>> begin Data rows
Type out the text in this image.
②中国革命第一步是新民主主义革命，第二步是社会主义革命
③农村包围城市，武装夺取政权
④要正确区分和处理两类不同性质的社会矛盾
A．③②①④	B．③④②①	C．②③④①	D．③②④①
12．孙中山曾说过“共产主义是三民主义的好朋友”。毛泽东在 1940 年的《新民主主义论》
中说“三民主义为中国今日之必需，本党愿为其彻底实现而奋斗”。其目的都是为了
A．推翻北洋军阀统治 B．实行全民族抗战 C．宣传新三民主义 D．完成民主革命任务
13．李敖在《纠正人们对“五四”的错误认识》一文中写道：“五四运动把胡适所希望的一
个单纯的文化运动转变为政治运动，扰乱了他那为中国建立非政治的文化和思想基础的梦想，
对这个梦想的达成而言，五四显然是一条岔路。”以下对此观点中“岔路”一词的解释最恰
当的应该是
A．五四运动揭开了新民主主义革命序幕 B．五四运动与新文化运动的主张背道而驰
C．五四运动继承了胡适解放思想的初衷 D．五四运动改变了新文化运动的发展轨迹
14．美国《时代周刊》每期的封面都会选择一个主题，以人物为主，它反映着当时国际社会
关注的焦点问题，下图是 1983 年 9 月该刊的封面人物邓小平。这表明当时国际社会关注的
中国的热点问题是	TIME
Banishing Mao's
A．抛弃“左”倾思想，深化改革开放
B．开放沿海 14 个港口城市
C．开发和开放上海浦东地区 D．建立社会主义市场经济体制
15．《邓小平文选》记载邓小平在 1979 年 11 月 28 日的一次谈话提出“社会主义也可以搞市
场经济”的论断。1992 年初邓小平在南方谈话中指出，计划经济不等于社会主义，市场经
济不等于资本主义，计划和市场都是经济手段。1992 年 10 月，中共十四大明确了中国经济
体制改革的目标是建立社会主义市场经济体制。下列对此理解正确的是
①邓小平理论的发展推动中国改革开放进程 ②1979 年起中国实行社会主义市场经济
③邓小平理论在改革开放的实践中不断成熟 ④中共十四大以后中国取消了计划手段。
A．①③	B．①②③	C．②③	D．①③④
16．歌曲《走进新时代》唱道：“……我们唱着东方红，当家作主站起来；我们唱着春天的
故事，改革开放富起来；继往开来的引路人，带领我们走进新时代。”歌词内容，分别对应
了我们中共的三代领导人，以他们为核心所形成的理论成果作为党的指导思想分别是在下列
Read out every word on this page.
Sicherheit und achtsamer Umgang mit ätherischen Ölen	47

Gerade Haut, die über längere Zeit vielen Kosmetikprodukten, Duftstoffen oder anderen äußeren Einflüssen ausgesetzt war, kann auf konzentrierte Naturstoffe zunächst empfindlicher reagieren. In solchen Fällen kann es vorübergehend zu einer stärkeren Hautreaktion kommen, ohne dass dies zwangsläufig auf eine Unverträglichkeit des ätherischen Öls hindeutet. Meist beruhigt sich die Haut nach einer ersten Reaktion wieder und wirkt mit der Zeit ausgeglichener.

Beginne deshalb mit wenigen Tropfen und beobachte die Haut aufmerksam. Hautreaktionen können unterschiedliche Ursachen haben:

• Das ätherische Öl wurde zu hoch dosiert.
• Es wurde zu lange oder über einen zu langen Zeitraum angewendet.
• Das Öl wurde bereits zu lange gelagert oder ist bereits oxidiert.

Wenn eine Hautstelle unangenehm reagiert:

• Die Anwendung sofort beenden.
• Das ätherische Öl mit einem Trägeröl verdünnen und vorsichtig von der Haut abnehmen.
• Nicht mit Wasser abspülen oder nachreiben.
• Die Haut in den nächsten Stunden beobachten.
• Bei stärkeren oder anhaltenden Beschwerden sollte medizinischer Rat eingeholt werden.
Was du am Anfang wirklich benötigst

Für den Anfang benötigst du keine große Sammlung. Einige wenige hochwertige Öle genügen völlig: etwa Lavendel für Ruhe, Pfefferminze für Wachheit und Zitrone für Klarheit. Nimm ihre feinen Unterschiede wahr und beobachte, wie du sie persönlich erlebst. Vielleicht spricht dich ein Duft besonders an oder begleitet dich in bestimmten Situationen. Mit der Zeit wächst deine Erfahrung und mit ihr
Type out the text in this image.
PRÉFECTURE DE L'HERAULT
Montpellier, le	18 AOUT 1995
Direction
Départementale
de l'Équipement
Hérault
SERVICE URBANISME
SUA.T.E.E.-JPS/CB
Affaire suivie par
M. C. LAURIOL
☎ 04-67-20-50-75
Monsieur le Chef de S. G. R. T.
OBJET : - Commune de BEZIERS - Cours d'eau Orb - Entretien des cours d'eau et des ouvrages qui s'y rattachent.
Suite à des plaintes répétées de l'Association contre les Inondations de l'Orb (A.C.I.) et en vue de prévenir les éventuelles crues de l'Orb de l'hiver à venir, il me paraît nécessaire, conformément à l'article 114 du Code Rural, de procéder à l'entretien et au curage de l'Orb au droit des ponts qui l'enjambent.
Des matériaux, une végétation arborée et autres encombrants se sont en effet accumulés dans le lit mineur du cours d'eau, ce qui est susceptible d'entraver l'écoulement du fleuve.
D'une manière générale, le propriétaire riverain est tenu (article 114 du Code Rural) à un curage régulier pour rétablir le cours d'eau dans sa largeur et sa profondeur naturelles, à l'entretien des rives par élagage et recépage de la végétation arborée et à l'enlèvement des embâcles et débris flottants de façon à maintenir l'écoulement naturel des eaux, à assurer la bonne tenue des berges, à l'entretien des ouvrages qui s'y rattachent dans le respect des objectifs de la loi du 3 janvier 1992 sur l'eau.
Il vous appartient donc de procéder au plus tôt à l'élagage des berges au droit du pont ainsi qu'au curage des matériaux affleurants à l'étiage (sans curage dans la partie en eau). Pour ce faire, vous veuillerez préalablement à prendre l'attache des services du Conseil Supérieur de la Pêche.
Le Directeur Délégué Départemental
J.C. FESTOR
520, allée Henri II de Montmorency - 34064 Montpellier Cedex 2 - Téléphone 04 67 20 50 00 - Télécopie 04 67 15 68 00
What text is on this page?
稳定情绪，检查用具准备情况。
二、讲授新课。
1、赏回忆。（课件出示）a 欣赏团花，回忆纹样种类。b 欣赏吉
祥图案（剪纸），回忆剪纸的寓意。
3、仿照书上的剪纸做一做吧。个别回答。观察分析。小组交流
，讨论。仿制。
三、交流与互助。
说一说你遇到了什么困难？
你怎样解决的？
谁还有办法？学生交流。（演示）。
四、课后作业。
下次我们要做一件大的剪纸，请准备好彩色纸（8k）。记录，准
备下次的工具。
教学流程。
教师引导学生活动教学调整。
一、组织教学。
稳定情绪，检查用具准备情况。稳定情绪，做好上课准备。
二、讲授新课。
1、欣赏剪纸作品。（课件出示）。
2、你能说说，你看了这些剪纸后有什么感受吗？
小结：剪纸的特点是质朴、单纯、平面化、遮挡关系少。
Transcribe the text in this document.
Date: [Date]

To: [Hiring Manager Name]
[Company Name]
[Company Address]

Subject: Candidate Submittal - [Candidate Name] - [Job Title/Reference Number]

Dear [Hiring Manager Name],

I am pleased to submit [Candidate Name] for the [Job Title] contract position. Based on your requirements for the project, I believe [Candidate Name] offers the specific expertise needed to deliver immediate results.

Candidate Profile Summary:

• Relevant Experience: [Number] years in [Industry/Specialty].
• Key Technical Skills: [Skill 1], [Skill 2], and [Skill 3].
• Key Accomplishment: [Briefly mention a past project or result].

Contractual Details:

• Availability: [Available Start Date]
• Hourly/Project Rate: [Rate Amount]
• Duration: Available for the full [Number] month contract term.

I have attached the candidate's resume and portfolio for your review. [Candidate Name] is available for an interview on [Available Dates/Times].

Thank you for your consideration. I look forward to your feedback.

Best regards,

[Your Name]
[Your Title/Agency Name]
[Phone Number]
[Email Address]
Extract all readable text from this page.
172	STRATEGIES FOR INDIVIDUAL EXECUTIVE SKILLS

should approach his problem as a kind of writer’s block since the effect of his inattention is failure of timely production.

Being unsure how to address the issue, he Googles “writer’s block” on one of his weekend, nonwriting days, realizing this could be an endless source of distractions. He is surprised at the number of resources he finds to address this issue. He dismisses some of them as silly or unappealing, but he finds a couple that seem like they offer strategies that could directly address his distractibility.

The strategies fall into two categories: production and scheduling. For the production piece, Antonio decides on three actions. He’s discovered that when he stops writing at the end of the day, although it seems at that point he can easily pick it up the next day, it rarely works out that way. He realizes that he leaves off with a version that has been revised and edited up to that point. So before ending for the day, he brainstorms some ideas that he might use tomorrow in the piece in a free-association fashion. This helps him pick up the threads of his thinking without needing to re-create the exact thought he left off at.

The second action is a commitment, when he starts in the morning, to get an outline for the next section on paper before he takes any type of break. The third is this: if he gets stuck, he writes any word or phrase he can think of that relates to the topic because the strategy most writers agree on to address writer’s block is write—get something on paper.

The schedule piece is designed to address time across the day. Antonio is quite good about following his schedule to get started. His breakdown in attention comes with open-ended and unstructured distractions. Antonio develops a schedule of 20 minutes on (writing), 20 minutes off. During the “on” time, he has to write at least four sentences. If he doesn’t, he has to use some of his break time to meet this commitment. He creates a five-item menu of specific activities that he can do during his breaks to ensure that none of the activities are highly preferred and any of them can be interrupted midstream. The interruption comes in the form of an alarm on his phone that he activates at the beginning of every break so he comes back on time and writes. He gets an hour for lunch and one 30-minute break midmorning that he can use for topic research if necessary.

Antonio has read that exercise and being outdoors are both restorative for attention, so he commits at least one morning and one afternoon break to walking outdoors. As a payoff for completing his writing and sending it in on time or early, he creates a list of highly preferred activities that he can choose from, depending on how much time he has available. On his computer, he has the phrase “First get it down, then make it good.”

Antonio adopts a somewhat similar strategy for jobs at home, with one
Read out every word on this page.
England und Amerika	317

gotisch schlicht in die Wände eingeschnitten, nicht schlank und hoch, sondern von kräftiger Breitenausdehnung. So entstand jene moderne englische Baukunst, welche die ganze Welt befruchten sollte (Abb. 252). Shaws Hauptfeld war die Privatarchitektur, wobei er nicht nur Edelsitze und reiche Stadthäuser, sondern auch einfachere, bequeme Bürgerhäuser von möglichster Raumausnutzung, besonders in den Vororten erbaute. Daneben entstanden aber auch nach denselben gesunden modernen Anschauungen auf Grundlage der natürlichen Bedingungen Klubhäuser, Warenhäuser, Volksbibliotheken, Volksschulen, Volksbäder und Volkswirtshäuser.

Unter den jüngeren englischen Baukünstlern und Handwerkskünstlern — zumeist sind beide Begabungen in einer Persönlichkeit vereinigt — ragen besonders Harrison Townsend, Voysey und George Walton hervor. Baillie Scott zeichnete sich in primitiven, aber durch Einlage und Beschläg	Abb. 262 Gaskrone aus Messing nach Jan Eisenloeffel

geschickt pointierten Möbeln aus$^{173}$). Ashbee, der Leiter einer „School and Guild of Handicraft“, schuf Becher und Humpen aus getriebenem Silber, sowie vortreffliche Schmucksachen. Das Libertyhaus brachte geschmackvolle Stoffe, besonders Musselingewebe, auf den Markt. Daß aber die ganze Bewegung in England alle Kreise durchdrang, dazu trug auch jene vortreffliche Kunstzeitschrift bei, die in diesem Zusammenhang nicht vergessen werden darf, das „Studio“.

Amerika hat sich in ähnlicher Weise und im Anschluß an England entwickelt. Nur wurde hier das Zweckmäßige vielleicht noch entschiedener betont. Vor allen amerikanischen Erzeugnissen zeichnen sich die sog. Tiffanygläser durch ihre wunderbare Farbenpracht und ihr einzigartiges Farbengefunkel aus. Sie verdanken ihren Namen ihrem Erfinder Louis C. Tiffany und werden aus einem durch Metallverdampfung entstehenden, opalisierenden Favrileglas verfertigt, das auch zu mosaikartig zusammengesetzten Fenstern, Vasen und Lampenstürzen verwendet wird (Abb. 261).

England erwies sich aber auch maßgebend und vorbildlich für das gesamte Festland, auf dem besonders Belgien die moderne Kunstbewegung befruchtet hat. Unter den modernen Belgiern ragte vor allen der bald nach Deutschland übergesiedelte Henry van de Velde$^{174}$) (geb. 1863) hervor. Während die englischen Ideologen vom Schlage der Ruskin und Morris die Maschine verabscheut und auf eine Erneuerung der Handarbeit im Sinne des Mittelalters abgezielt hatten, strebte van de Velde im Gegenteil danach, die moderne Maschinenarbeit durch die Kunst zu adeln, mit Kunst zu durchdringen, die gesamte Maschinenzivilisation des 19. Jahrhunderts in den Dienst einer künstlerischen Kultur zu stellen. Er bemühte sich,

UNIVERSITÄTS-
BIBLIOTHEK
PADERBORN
>> end Data rows
Extract every line containing the string "droit" from the data above.

• [Answer to the task]:
Suite à des plaintes répétées de l'Association contre les Inondations de l'Orb (A.C.I.) et en vue de prévenir les éventuelles crues de l'Orb de l'hiver à venir, il me paraît nécessaire, conformément à l'article 114 du Code Rural, de procéder à l'entretien et au curage de l'Orb au droit des ponts qui l'enjambent.
Il vous appartient donc de procéder au plus tôt à l'élagage des berges au droit du pont ainsi qu'au curage des matériaux affleurants à l'étiage (sans curage dans la partie en eau). Pour ce faire, vous veuillerez préalablement à prendre l'attache des services du Conseil Supérieur de la Pêche.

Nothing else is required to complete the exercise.